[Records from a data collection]
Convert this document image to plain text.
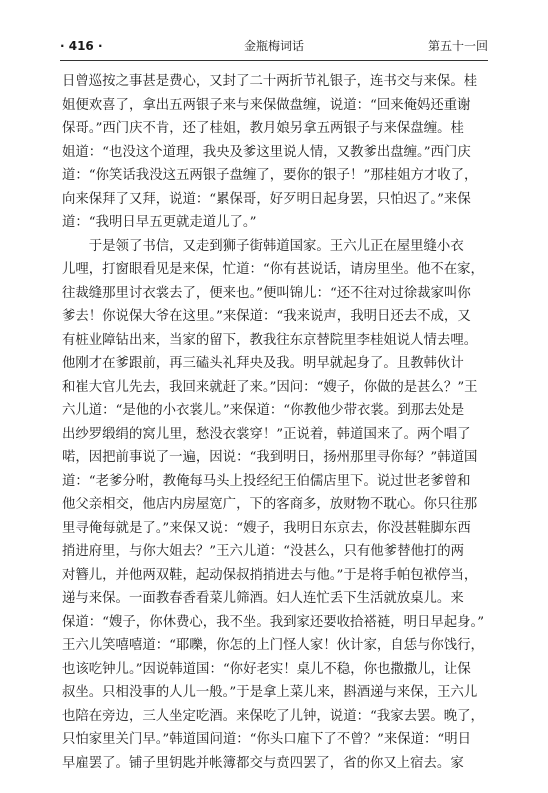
· 416 ·	金瓶梅词话	第五十一回
日曾巡按之事甚是费心，又封了二十两折节礼银子，连书交与来保。桂
姐便欢喜了，拿出五两银子来与来保做盘缠，说道：“回来俺妈还重谢
保哥。”西门庆不肯，还了桂姐，教月娘另拿五两银子与来保盘缠。桂
姐道：“也没这个道理，我央及爹这里说人情，又教爹出盘缠。”西门庆
道：“你笑话我没这五两银子盘缠了，要你的银子！”那桂姐方才收了，
向来保拜了又拜，说道：“累保哥，好歹明日起身罢，只怕迟了。”来保
道：“我明日早五更就走道儿了。”
　　于是领了书信，又走到狮子街韩道国家。王六儿正在屋里缝小衣
儿哩，打窗眼看见是来保，忙道：“你有甚说话，请房里坐。他不在家，
往裁缝那里讨衣裳去了，便来也。”便叫锦儿：“还不往对过徐裁家叫你
爹去！你说保大爷在这里。”来保道：“我来说声，我明日还去不成，又
有桩业障钻出来，当家的留下，教我往东京替院里李桂姐说人情去哩。
他刚才在爹跟前，再三磕头礼拜央及我。明早就起身了。且教韩伙计
和崔大官儿先去，我回来就赶了来。”因问：“嫂子，你做的是甚么？”王
六儿道：“是他的小衣裳儿。”来保道：“你教他少带衣裳。到那去处是
出纱罗缎绢的窝儿里，愁没衣裳穿！”正说着，韩道国来了。两个唱了
喏，因把前事说了一遍，因说：“我到明日，扬州那里寻你每？”韩道国
道：“老爹分咐，教俺每马头上投经纪王伯儒店里下。说过世老爹曾和
他父亲相交，他店内房屋宽广，下的客商多，放财物不耽心。你只往那
里寻俺每就是了。”来保又说：“嫂子，我明日东京去，你没甚鞋脚东西
捎进府里，与你大姐去？”王六儿道：“没甚么，只有他爹替他打的两
对簪儿，并他两双鞋，起动保叔捎捎进去与他。”于是将手帕包袱停当，
递与来保。一面教春香看菜儿筛酒。妇人连忙丢下生活就放桌儿。来
保道：“嫂子，你休费心，我不坐。我到家还要收拾褡裢，明日早起身。”
王六儿笑嘻嘻道：“耶嚛，你怎的上门怪人家！伙计家，自恁与你饯行，
也该吃钟儿。”因说韩道国：“你好老实！桌儿不稳，你也撒撒儿，让保
叔坐。只相没事的人儿一般。”于是拿上菜儿来，斟酒递与来保，王六儿
也陪在旁边，三人坐定吃酒。来保吃了儿钟，说道：“我家去罢。晚了，
只怕家里关门早。”韩道国问道：“你头口雇下了不曾？”来保道：“明日
早雇罢了。铺子里钥匙并帐簿都交与贲四罢了，省的你又上宿去。家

#### Exercise instructions
Quote every line word for word and keep the images out of the copy.

#### Written solution
Convert this document image to plain text.
· 416 ·	金瓶梅词话	第五十一回
日曾巡按之事甚是费心，又封了二十两折节礼银子，连书交与来保。桂
姐便欢喜了，拿出五两银子来与来保做盘缠，说道：“回来俺妈还重谢
保哥。”西门庆不肯，还了桂姐，教月娘另拿五两银子与来保盘缠。桂
姐道：“也没这个道理，我央及爹这里说人情，又教爹出盘缠。”西门庆
道：“你笑话我没这五两银子盘缠了，要你的银子！”那桂姐方才收了，
向来保拜了又拜，说道：“累保哥，好歹明日起身罢，只怕迟了。”来保
道：“我明日早五更就走道儿了。”
　　于是领了书信，又走到狮子街韩道国家。王六儿正在屋里缝小衣
儿哩，打窗眼看见是来保，忙道：“你有甚说话，请房里坐。他不在家，
往裁缝那里讨衣裳去了，便来也。”便叫锦儿：“还不往对过徐裁家叫你
爹去！你说保大爷在这里。”来保道：“我来说声，我明日还去不成，又
有桩业障钻出来，当家的留下，教我往东京替院里李桂姐说人情去哩。
他刚才在爹跟前，再三磕头礼拜央及我。明早就起身了。且教韩伙计
和崔大官儿先去，我回来就赶了来。”因问：“嫂子，你做的是甚么？”王
六儿道：“是他的小衣裳儿。”来保道：“你教他少带衣裳。到那去处是
出纱罗缎绢的窝儿里，愁没衣裳穿！”正说着，韩道国来了。两个唱了
喏，因把前事说了一遍，因说：“我到明日，扬州那里寻你每？”韩道国
道：“老爹分咐，教俺每马头上投经纪王伯儒店里下。说过世老爹曾和
他父亲相交，他店内房屋宽广，下的客商多，放财物不耽心。你只往那
里寻俺每就是了。”来保又说：“嫂子，我明日东京去，你没甚鞋脚东西
捎进府里，与你大姐去？”王六儿道：“没甚么，只有他爹替他打的两
对簪儿，并他两双鞋，起动保叔捎捎进去与他。”于是将手帕包袱停当，
递与来保。一面教春香看菜儿筛酒。妇人连忙丢下生活就放桌儿。来
保道：“嫂子，你休费心，我不坐。我到家还要收拾褡裢，明日早起身。”
王六儿笑嘻嘻道：“耶嚛，你怎的上门怪人家！伙计家，自恁与你饯行，
也该吃钟儿。”因说韩道国：“你好老实！桌儿不稳，你也撒撒儿，让保
叔坐。只相没事的人儿一般。”于是拿上菜儿来，斟酒递与来保，王六儿
也陪在旁边，三人坐定吃酒。来保吃了儿钟，说道：“我家去罢。晚了，
只怕家里关门早。”韩道国问道：“你头口雇下了不曾？”来保道：“明日
早雇罢了。铺子里钥匙并帐簿都交与贲四罢了，省的你又上宿去。家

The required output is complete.